Dataset entries:
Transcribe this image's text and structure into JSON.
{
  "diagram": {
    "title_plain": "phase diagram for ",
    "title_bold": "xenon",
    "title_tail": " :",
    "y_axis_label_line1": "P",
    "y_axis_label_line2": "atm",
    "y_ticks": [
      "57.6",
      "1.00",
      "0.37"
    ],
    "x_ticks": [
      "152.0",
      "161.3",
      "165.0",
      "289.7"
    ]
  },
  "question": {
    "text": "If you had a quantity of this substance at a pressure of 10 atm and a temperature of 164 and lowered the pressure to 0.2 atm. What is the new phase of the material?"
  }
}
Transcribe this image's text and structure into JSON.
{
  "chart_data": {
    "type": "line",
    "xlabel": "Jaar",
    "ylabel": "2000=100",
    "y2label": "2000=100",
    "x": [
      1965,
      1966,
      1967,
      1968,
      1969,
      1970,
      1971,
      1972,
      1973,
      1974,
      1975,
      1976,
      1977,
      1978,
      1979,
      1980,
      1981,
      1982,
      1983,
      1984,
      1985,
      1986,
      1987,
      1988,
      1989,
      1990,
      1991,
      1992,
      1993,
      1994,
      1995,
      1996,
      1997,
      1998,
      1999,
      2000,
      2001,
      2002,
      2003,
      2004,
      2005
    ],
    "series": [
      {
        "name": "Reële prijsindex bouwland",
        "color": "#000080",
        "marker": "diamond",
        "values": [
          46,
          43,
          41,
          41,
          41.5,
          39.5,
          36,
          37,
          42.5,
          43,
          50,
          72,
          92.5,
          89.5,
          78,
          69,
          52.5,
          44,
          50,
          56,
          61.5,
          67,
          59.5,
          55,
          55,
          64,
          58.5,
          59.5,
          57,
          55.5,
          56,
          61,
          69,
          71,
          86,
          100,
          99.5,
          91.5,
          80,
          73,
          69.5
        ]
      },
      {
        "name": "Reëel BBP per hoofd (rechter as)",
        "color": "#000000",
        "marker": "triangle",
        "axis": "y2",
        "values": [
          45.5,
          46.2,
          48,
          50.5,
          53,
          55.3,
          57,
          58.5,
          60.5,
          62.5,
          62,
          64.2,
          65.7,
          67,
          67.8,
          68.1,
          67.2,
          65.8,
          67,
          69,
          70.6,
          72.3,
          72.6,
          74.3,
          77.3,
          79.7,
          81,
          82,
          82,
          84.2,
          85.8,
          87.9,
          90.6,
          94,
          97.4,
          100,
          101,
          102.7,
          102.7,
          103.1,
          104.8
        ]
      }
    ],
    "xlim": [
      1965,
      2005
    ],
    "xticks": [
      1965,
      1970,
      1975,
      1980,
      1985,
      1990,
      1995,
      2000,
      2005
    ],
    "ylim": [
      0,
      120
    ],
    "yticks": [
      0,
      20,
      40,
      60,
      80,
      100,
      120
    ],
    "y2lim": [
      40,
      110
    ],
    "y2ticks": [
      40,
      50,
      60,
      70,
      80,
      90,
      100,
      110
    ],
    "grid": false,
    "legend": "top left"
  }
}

* * *

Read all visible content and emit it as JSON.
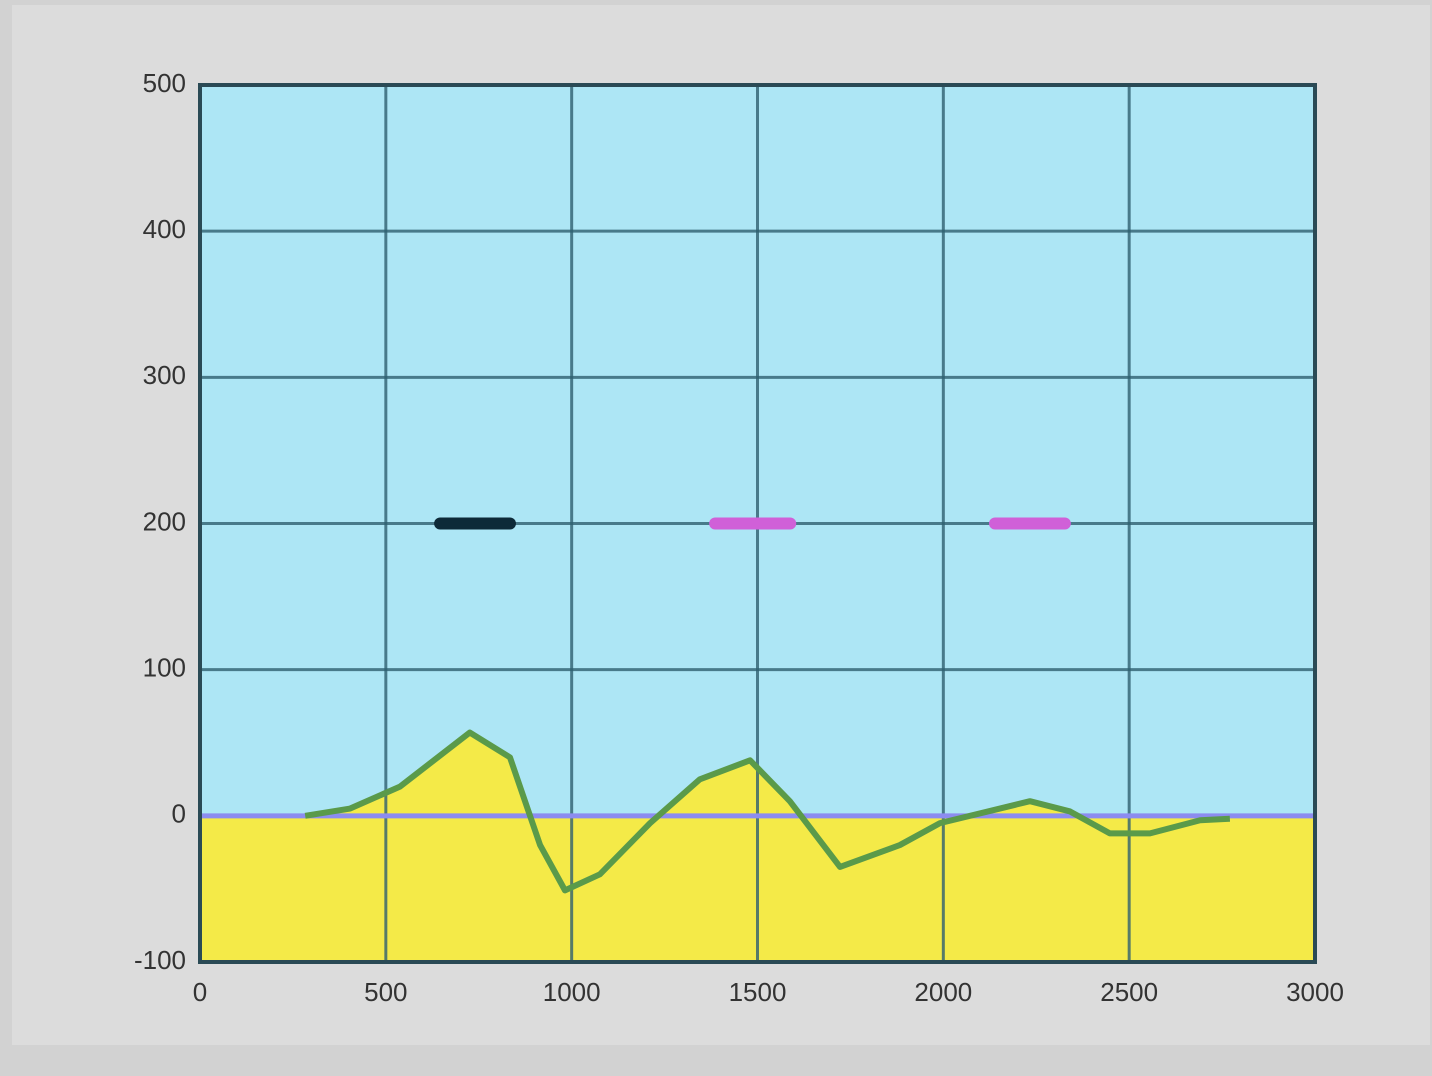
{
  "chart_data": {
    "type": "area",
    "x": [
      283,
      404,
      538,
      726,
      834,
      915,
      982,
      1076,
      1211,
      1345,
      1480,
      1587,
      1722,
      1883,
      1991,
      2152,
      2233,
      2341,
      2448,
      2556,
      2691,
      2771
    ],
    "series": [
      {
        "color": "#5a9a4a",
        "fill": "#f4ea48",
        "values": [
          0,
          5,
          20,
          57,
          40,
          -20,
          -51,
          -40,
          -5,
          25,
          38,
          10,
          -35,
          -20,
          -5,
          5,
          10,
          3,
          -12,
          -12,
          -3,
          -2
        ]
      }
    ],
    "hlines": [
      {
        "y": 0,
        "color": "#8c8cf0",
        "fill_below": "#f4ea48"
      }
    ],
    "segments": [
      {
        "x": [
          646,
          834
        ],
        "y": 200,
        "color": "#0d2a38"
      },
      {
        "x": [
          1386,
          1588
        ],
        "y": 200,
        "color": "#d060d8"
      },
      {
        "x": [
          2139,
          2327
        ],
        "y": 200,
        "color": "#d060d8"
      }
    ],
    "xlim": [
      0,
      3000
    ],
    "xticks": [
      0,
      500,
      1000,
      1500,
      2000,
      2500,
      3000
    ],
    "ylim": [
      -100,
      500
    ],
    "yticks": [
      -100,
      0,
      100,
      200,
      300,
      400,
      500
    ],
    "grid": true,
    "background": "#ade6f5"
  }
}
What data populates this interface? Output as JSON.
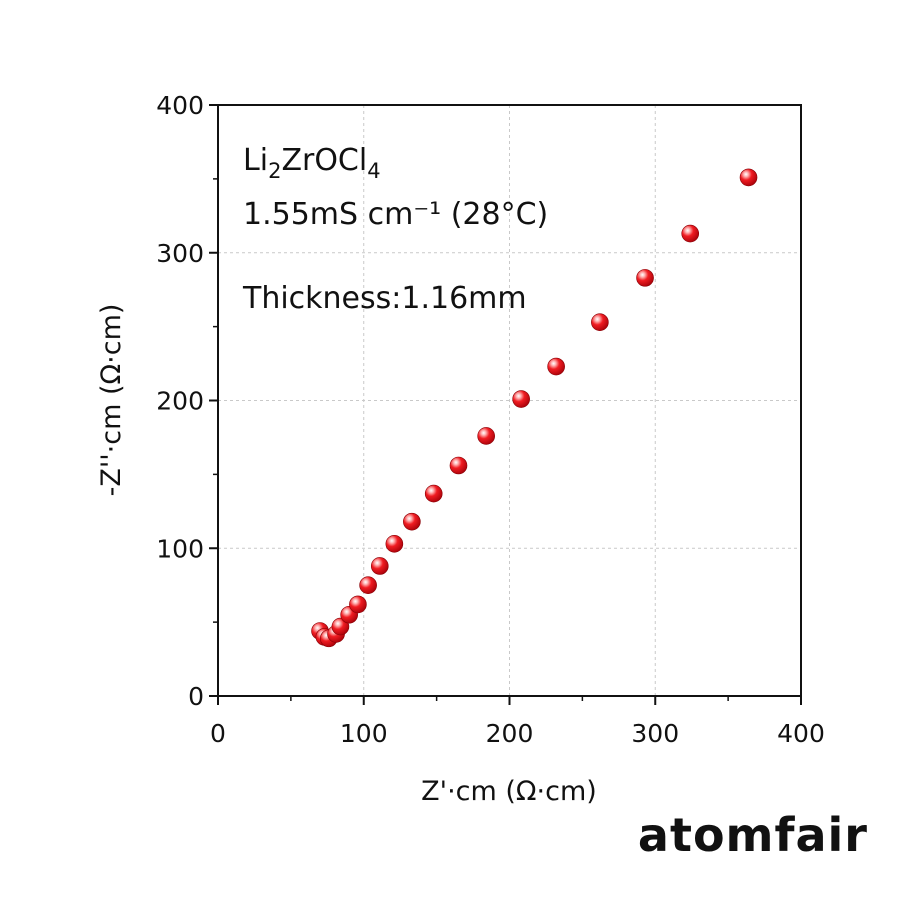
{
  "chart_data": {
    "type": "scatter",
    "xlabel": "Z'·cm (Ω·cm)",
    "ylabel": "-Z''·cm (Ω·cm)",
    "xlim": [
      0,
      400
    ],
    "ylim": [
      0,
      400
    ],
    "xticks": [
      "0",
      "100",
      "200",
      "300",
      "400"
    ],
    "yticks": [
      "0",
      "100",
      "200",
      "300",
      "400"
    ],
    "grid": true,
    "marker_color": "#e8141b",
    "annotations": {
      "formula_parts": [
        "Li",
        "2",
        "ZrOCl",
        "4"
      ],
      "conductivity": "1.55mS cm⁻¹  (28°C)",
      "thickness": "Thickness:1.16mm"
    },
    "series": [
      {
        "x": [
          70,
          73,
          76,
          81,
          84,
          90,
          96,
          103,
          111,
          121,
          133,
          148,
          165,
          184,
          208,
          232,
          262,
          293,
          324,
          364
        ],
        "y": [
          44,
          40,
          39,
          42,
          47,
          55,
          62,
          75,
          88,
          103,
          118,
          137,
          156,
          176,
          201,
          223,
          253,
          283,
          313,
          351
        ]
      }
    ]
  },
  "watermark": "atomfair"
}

---

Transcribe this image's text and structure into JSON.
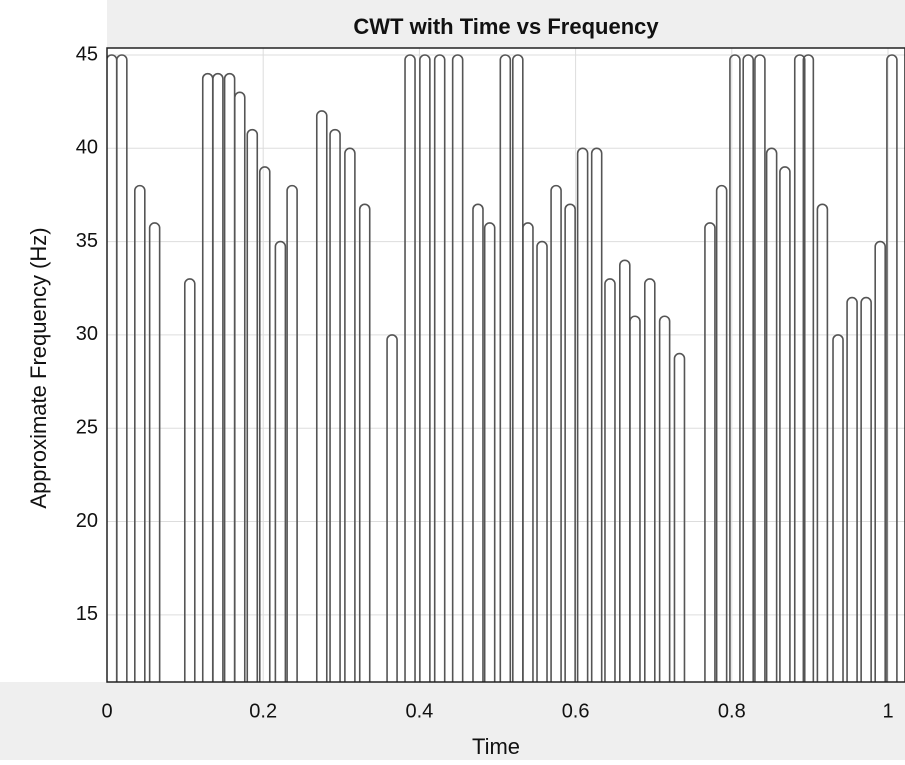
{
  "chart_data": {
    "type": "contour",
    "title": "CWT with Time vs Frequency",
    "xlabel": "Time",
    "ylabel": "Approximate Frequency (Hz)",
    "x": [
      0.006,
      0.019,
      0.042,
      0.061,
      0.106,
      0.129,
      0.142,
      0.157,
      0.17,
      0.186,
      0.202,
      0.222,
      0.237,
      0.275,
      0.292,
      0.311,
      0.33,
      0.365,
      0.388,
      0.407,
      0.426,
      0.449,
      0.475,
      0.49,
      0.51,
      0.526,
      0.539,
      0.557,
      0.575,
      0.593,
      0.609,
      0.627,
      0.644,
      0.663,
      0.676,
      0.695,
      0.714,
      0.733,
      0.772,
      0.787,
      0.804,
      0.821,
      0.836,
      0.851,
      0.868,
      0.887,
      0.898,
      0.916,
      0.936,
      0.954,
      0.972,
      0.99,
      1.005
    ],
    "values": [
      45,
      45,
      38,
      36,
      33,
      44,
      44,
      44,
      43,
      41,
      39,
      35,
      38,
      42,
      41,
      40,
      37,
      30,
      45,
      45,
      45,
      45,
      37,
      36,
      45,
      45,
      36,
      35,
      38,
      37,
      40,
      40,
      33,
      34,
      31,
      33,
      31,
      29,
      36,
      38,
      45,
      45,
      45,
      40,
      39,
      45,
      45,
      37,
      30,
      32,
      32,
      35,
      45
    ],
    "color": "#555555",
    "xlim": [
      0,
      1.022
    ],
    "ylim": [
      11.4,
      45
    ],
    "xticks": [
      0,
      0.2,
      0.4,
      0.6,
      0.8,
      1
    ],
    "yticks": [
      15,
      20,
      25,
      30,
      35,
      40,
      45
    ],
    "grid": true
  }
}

Task goal: Make a copy of each line that contains the string "diagram".

Exercise result:
  "diagram": {
    "title_plain": "phase diagram for ",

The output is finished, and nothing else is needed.